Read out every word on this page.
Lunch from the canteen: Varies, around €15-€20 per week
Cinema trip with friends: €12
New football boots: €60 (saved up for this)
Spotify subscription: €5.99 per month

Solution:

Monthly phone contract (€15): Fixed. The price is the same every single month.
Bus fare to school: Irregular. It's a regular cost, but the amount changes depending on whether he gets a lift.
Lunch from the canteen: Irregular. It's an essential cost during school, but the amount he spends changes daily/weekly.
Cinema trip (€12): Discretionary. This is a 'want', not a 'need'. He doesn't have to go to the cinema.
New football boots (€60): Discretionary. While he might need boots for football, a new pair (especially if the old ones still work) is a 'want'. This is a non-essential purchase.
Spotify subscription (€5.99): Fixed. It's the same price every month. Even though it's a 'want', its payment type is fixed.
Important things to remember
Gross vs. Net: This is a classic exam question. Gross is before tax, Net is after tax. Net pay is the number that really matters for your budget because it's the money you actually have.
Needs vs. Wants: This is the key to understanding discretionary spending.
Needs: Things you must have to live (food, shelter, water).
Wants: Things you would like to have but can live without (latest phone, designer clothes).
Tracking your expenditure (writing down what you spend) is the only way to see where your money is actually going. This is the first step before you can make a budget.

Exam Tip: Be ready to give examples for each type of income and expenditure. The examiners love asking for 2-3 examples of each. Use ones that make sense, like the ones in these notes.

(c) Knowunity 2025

*Exercise*
Your task is to collect every line above that contains the word "from".

*Answer for this exercise*
Lunch from the canteen: Varies, around €15-€20 per week
Lunch from the canteen: Irregular. It's an essential cost during school, but the amount he spends changes daily/weekly.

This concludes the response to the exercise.